• [RECORD SET]

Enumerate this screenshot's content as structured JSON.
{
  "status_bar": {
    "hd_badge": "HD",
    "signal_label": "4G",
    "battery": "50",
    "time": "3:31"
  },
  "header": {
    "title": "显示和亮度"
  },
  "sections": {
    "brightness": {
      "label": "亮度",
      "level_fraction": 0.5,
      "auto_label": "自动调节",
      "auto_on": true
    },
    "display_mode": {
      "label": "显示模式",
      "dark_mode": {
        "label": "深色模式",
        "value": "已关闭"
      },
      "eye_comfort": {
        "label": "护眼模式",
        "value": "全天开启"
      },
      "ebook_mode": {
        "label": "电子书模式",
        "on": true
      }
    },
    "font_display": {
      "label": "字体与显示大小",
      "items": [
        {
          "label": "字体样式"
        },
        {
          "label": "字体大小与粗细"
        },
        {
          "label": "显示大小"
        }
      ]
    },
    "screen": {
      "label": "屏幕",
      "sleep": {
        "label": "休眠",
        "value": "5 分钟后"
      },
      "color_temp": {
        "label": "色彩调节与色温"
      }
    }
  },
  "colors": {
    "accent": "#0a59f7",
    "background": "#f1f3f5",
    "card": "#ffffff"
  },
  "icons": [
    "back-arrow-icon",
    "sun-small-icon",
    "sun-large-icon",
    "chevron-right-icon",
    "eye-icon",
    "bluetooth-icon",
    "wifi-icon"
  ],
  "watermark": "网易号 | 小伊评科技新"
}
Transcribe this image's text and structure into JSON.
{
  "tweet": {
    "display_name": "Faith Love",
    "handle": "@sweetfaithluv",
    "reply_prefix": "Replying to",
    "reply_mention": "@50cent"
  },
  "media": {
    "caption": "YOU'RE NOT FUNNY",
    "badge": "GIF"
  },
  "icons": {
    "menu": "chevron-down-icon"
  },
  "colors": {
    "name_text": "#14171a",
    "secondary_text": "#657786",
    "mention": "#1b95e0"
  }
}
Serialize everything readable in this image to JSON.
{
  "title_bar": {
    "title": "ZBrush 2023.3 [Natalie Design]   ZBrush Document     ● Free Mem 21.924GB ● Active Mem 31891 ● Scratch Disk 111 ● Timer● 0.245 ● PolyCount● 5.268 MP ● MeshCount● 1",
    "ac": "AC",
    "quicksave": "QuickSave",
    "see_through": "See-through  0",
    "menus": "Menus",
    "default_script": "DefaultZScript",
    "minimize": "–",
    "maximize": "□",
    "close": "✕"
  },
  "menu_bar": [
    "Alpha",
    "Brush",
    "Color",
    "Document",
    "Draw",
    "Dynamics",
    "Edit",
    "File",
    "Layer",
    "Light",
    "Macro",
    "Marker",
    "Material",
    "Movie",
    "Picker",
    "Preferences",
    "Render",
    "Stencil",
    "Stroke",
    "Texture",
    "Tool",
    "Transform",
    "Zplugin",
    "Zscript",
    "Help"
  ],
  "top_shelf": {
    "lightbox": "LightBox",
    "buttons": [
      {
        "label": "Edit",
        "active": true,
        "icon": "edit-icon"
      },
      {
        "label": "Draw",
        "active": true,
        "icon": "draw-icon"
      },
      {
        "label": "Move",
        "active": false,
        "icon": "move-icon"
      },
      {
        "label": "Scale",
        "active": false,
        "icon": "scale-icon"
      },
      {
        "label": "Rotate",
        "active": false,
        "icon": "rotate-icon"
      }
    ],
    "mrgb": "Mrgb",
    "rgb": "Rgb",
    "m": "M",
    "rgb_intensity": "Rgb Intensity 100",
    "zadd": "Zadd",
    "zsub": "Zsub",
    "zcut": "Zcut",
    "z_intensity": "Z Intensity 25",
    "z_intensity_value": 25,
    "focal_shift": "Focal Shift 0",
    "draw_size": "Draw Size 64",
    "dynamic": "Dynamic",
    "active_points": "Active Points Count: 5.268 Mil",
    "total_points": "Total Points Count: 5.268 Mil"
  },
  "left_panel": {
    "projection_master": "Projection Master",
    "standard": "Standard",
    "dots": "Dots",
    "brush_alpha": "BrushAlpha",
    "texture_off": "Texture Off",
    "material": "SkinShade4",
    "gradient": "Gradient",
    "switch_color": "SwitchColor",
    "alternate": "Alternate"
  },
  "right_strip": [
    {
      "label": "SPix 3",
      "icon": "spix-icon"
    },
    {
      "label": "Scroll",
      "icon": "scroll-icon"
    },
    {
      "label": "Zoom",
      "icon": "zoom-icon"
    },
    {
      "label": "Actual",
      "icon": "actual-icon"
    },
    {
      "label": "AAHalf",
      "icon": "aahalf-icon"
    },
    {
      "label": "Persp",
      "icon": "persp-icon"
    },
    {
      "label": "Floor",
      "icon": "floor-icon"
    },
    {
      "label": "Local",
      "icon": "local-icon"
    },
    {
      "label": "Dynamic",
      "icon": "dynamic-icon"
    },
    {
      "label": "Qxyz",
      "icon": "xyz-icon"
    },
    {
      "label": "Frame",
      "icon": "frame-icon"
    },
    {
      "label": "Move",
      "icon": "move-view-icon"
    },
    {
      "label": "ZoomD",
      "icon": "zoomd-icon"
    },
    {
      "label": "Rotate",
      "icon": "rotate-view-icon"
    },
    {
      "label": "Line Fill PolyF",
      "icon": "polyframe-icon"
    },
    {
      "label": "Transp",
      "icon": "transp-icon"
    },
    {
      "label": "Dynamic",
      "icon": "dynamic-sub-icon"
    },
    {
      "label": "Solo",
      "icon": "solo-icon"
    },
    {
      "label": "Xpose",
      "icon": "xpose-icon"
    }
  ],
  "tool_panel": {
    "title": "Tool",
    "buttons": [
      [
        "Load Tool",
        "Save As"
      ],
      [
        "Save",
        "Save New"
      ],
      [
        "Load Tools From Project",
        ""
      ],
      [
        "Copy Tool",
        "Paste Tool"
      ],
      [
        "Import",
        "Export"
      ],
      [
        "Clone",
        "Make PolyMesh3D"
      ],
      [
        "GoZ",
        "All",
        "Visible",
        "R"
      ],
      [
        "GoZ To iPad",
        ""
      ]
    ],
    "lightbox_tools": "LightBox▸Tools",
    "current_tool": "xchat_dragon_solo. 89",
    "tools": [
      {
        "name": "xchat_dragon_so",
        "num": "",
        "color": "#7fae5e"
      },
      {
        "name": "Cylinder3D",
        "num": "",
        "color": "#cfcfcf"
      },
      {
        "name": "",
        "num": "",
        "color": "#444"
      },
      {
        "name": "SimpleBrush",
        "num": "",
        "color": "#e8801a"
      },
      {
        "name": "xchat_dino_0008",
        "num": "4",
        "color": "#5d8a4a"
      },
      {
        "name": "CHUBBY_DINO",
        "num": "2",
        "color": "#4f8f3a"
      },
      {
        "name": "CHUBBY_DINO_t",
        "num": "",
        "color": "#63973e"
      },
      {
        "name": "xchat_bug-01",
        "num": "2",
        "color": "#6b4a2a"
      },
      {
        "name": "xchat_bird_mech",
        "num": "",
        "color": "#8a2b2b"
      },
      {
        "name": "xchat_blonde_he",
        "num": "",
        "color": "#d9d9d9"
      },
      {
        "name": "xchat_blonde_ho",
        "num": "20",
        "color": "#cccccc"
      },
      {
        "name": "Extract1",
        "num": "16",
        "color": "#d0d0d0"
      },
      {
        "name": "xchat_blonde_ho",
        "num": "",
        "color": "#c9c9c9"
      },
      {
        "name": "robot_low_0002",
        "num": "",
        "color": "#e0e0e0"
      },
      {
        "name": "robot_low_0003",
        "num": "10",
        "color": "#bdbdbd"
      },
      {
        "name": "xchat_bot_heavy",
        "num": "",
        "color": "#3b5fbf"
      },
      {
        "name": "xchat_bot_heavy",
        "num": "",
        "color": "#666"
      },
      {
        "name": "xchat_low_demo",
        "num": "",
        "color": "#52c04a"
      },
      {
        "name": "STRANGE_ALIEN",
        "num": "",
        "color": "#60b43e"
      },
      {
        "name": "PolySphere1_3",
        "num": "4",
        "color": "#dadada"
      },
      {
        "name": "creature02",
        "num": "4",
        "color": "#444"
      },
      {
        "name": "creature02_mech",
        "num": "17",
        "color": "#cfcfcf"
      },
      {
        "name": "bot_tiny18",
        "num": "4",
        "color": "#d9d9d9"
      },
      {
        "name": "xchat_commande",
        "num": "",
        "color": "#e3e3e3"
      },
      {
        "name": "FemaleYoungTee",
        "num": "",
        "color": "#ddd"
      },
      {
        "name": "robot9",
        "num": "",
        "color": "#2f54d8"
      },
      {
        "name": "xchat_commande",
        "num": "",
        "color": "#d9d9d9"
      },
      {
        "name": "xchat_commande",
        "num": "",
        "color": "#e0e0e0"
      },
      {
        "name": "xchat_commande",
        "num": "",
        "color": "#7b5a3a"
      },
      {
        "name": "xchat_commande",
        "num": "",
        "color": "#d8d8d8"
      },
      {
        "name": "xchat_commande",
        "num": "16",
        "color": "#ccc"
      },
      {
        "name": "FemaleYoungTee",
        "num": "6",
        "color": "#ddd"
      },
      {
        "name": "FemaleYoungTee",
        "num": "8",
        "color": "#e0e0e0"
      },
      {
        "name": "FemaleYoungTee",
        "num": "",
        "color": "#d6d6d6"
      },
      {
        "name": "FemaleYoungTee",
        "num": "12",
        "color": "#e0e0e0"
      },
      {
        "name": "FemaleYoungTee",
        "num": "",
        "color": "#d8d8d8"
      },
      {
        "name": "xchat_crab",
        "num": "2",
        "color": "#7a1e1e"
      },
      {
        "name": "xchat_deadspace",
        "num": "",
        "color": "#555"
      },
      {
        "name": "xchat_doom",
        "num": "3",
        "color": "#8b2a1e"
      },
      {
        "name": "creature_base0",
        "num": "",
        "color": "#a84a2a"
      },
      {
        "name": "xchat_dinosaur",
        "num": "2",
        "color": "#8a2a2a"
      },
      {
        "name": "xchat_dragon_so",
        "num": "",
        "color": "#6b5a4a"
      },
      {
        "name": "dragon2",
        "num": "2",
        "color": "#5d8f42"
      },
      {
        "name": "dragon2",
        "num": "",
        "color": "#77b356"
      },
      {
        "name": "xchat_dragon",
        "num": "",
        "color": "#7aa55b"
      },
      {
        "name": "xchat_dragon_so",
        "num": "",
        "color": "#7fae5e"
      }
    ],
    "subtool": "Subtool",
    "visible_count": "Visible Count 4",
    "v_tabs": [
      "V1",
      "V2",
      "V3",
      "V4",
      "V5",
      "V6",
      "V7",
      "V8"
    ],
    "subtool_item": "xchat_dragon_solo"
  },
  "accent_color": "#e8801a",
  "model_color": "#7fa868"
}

• [YOUR TASK] Copy out every line of the listing that includes the string "true".

• [SOLUTION TO THIS EXERCISE]
      "auto_on": true
        "on": true
        "active": true,
        "active": true,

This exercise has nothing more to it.